GOAL:
Quote the entries that follow exactly, leaving none out.

GIVEN INFORMATION:
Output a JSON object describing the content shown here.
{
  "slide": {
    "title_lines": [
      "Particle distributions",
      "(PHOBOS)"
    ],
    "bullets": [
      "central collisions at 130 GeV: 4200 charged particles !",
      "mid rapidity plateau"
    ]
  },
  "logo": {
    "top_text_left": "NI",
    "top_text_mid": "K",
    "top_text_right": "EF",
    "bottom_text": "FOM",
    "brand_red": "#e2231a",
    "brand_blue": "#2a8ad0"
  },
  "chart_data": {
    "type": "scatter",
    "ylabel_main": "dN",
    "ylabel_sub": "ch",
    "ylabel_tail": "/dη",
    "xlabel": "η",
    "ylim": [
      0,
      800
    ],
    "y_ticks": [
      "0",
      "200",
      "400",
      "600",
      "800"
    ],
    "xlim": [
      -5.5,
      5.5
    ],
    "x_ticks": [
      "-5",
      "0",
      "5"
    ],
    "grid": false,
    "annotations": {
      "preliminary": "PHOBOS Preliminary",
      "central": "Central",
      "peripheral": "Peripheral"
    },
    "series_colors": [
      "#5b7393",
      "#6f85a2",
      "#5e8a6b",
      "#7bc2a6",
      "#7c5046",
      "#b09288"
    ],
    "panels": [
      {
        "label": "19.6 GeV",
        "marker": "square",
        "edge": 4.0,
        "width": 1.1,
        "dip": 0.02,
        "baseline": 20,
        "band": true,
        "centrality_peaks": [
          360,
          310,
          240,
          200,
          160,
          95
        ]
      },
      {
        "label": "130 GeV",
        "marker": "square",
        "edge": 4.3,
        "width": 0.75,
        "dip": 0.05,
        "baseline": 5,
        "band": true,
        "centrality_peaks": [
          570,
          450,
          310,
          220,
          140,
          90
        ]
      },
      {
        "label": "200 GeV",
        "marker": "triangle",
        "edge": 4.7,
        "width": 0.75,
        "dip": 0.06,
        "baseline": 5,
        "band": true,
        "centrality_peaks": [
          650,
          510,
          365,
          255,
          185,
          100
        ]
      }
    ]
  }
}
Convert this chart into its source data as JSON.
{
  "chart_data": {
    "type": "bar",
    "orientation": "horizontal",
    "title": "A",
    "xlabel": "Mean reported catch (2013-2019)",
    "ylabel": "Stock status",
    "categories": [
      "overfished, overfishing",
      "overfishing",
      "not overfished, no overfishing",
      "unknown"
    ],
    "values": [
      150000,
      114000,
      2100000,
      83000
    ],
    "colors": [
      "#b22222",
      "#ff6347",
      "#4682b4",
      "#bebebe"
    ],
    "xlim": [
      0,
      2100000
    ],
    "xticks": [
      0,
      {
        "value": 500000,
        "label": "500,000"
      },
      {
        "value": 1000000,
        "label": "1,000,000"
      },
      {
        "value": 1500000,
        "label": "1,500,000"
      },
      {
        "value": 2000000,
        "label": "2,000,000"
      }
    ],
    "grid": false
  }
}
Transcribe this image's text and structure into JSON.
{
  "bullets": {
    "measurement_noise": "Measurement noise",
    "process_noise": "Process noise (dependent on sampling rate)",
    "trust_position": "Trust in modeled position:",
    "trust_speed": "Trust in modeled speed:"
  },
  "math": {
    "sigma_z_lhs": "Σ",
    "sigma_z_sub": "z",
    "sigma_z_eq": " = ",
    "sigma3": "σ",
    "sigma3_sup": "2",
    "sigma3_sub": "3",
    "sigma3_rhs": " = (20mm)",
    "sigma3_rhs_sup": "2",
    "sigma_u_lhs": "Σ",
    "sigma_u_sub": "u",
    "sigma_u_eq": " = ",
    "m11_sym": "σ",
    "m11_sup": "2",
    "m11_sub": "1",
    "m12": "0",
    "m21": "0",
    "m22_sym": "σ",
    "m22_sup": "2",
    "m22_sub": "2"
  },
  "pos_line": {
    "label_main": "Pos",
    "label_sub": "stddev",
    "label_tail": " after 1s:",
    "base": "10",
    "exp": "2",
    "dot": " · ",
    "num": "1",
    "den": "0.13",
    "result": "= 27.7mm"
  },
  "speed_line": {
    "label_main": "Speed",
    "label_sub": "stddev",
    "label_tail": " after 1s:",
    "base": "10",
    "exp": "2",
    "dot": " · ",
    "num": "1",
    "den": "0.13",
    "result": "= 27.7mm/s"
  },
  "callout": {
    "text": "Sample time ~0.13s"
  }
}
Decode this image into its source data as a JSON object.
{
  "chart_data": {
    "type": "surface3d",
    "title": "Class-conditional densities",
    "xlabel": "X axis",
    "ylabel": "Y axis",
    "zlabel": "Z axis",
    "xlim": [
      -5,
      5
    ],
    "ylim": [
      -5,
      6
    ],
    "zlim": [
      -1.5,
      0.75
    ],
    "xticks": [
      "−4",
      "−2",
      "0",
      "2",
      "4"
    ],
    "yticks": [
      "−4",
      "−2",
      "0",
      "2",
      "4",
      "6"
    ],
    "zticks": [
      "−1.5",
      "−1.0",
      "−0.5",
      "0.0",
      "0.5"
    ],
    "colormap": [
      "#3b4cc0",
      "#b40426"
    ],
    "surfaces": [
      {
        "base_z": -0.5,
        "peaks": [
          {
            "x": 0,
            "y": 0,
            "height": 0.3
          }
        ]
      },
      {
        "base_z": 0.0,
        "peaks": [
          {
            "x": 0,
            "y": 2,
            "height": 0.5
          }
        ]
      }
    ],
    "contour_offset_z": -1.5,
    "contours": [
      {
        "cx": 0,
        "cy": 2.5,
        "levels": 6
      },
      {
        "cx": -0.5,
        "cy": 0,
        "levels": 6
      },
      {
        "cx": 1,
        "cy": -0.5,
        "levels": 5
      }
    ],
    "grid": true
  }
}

WRITTEN RESPONSE:
Output a JSON object describing the content shown here.
{
  "slide": {
    "title_lines": [
      "Particle distributions",
      "(PHOBOS)"
    ],
    "bullets": [
      "central collisions at 130 GeV: 4200 charged particles !",
      "mid rapidity plateau"
    ]
  },
  "logo": {
    "top_text_left": "NI",
    "top_text_mid": "K",
    "top_text_right": "EF",
    "bottom_text": "FOM",
    "brand_red": "#e2231a",
    "brand_blue": "#2a8ad0"
  },
  "chart_data": {
    "type": "scatter",
    "ylabel_main": "dN",
    "ylabel_sub": "ch",
    "ylabel_tail": "/dη",
    "xlabel": "η",
    "ylim": [
      0,
      800
    ],
    "y_ticks": [
      "0",
      "200",
      "400",
      "600",
      "800"
    ],
    "xlim": [
      -5.5,
      5.5
    ],
    "x_ticks": [
      "-5",
      "0",
      "5"
    ],
    "grid": false,
    "annotations": {
      "preliminary": "PHOBOS Preliminary",
      "central": "Central",
      "peripheral": "Peripheral"
    },
    "series_colors": [
      "#5b7393",
      "#6f85a2",
      "#5e8a6b",
      "#7bc2a6",
      "#7c5046",
      "#b09288"
    ],
    "panels": [
      {
        "label": "19.6 GeV",
        "marker": "square",
        "edge": 4.0,
        "width": 1.1,
        "dip": 0.02,
        "baseline": 20,
        "band": true,
        "centrality_peaks": [
          360,
          310,
          240,
          200,
          160,
          95
        ]
      },
      {
        "label": "130 GeV",
        "marker": "square",
        "edge": 4.3,
        "width": 0.75,
        "dip": 0.05,
        "baseline": 5,
        "band": true,
        "centrality_peaks": [
          570,
          450,
          310,
          220,
          140,
          90
        ]
      },
      {
        "label": "200 GeV",
        "marker": "triangle",
        "edge": 4.7,
        "width": 0.75,
        "dip": 0.06,
        "baseline": 5,
        "band": true,
        "centrality_peaks": [
          650,
          510,
          365,
          255,
          185,
          100
        ]
      }
    ]
  }
}
Convert this chart into its source data as JSON.
{
  "chart_data": {
    "type": "bar",
    "orientation": "horizontal",
    "title": "A",
    "xlabel": "Mean reported catch (2013-2019)",
    "ylabel": "Stock status",
    "categories": [
      "overfished, overfishing",
      "overfishing",
      "not overfished, no overfishing",
      "unknown"
    ],
    "values": [
      150000,
      114000,
      2100000,
      83000
    ],
    "colors": [
      "#b22222",
      "#ff6347",
      "#4682b4",
      "#bebebe"
    ],
    "xlim": [
      0,
      2100000
    ],
    "xticks": [
      0,
      {
        "value": 500000,
        "label": "500,000"
      },
      {
        "value": 1000000,
        "label": "1,000,000"
      },
      {
        "value": 1500000,
        "label": "1,500,000"
      },
      {
        "value": 2000000,
        "label": "2,000,000"
      }
    ],
    "grid": false
  }
}
Transcribe this image's text and structure into JSON.
{
  "bullets": {
    "measurement_noise": "Measurement noise",
    "process_noise": "Process noise (dependent on sampling rate)",
    "trust_position": "Trust in modeled position:",
    "trust_speed": "Trust in modeled speed:"
  },
  "math": {
    "sigma_z_lhs": "Σ",
    "sigma_z_sub": "z",
    "sigma_z_eq": " = ",
    "sigma3": "σ",
    "sigma3_sup": "2",
    "sigma3_sub": "3",
    "sigma3_rhs": " = (20mm)",
    "sigma3_rhs_sup": "2",
    "sigma_u_lhs": "Σ",
    "sigma_u_sub": "u",
    "sigma_u_eq": " = ",
    "m11_sym": "σ",
    "m11_sup": "2",
    "m11_sub": "1",
    "m12": "0",
    "m21": "0",
    "m22_sym": "σ",
    "m22_sup": "2",
    "m22_sub": "2"
  },
  "pos_line": {
    "label_main": "Pos",
    "label_sub": "stddev",
    "label_tail": " after 1s:",
    "base": "10",
    "exp": "2",
    "dot": " · ",
    "num": "1",
    "den": "0.13",
    "result": "= 27.7mm"
  },
  "speed_line": {
    "label_main": "Speed",
    "label_sub": "stddev",
    "label_tail": " after 1s:",
    "base": "10",
    "exp": "2",
    "dot": " · ",
    "num": "1",
    "den": "0.13",
    "result": "= 27.7mm/s"
  },
  "callout": {
    "text": "Sample time ~0.13s"
  }
}
Decode this image into its source data as a JSON object.
{
  "chart_data": {
    "type": "surface3d",
    "title": "Class-conditional densities",
    "xlabel": "X axis",
    "ylabel": "Y axis",
    "zlabel": "Z axis",
    "xlim": [
      -5,
      5
    ],
    "ylim": [
      -5,
      6
    ],
    "zlim": [
      -1.5,
      0.75
    ],
    "xticks": [
      "−4",
      "−2",
      "0",
      "2",
      "4"
    ],
    "yticks": [
      "−4",
      "−2",
      "0",
      "2",
      "4",
      "6"
    ],
    "zticks": [
      "−1.5",
      "−1.0",
      "−0.5",
      "0.0",
      "0.5"
    ],
    "colormap": [
      "#3b4cc0",
      "#b40426"
    ],
    "surfaces": [
      {
        "base_z": -0.5,
        "peaks": [
          {
            "x": 0,
            "y": 0,
            "height": 0.3
          }
        ]
      },
      {
        "base_z": 0.0,
        "peaks": [
          {
            "x": 0,
            "y": 2,
            "height": 0.5
          }
        ]
      }
    ],
    "contour_offset_z": -1.5,
    "contours": [
      {
        "cx": 0,
        "cy": 2.5,
        "levels": 6
      },
      {
        "cx": -0.5,
        "cy": 0,
        "levels": 6
      },
      {
        "cx": 1,
        "cy": -0.5,
        "levels": 5
      }
    ],
    "grid": true
  }
}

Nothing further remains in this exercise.